- GOAL
Leave out the pictures; transcribe all else exactly.

Recorded data:
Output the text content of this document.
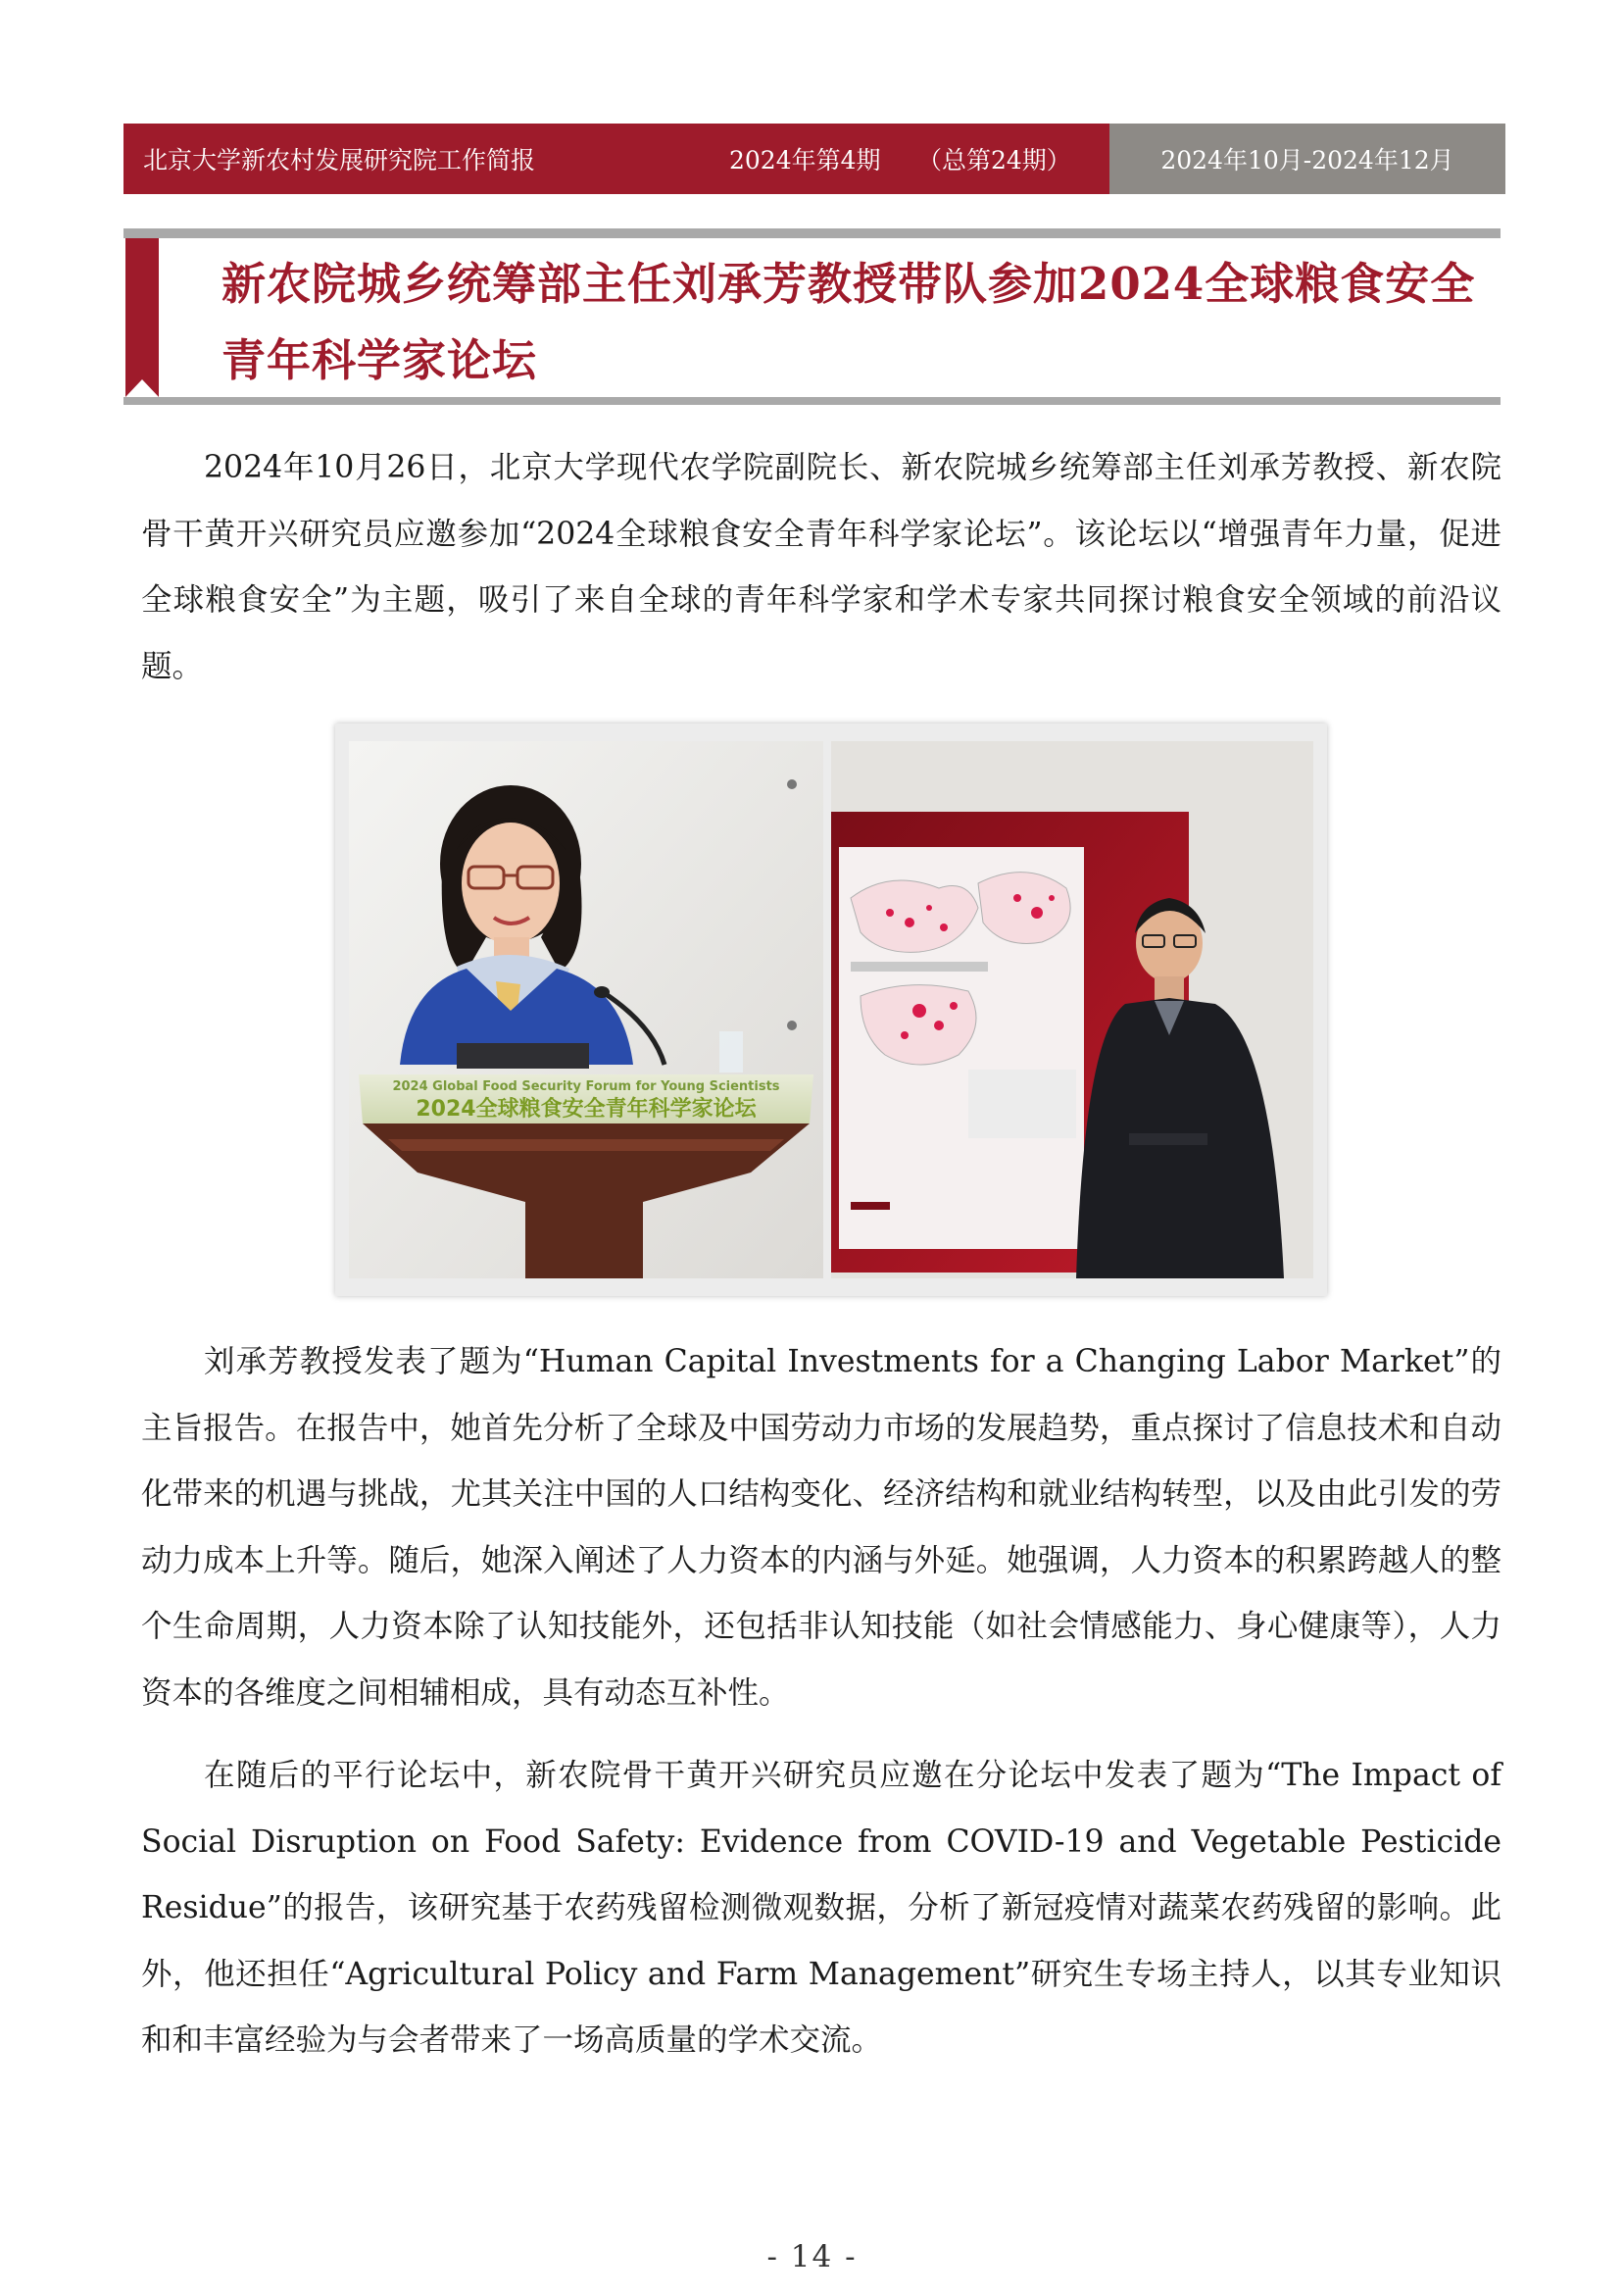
北京大学新农村发展研究院工作简报	2024年第4期 （总第24期）	2024年10月-2024年12月
新农院城乡统筹部主任刘承芳教授带队参加2024全球粮食安全青年科学家论坛

2024年10月26日，北京大学现代农学院副院长、新农院城乡统筹部主任刘承芳教授、新农院骨干黄开兴研究员应邀参加“2024全球粮食安全青年科学家论坛”。该论坛以“增强青年力量，促进全球粮食安全”为主题，吸引了来自全球的青年科学家和学术专家共同探讨粮食安全领域的前沿议题。

2024 Global Food Security Forum for Young Scientists
2024全球粮食安全青年科学家论坛

刘承芳教授发表了题为“Human Capital Investments for a Changing Labor Market”的主旨报告。在报告中，她首先分析了全球及中国劳动力市场的发展趋势，重点探讨了信息技术和自动化带来的机遇与挑战，尤其关注中国的人口结构变化、经济结构和就业结构转型，以及由此引发的劳动力成本上升等。随后，她深入阐述了人力资本的内涵与外延。她强调，人力资本的积累跨越人的整个生命周期，人力资本除了认知技能外，还包括非认知技能（如社会情感能力、身心健康等），人力资本的各维度之间相辅相成，具有动态互补性。

在随后的平行论坛中，新农院骨干黄开兴研究员应邀在分论坛中发表了题为“The Impact of Social Disruption on Food Safety: Evidence from COVID-19 and Vegetable Pesticide Residue”的报告，该研究基于农药残留检测微观数据，分析了新冠疫情对蔬菜农药残留的影响。此外，他还担任“Agricultural Policy and Farm Management”研究生专场主持人，以其专业知识和和丰富经验为与会者带来了一场高质量的学术交流。

- 14 -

- COMPLETED TASK
Output the text content of this document.
北京大学新农村发展研究院工作简报	2024年第4期 （总第24期）	2024年10月-2024年12月
新农院城乡统筹部主任刘承芳教授带队参加2024全球粮食安全青年科学家论坛

2024年10月26日，北京大学现代农学院副院长、新农院城乡统筹部主任刘承芳教授、新农院骨干黄开兴研究员应邀参加“2024全球粮食安全青年科学家论坛”。该论坛以“增强青年力量，促进全球粮食安全”为主题，吸引了来自全球的青年科学家和学术专家共同探讨粮食安全领域的前沿议题。

2024 Global Food Security Forum for Young Scientists
2024全球粮食安全青年科学家论坛

刘承芳教授发表了题为“Human Capital Investments for a Changing Labor Market”的主旨报告。在报告中，她首先分析了全球及中国劳动力市场的发展趋势，重点探讨了信息技术和自动化带来的机遇与挑战，尤其关注中国的人口结构变化、经济结构和就业结构转型，以及由此引发的劳动力成本上升等。随后，她深入阐述了人力资本的内涵与外延。她强调，人力资本的积累跨越人的整个生命周期，人力资本除了认知技能外，还包括非认知技能（如社会情感能力、身心健康等），人力资本的各维度之间相辅相成，具有动态互补性。

在随后的平行论坛中，新农院骨干黄开兴研究员应邀在分论坛中发表了题为“The Impact of Social Disruption on Food Safety: Evidence from COVID-19 and Vegetable Pesticide Residue”的报告，该研究基于农药残留检测微观数据，分析了新冠疫情对蔬菜农药残留的影响。此外，他还担任“Agricultural Policy and Farm Management”研究生专场主持人，以其专业知识和和丰富经验为与会者带来了一场高质量的学术交流。

- 14 -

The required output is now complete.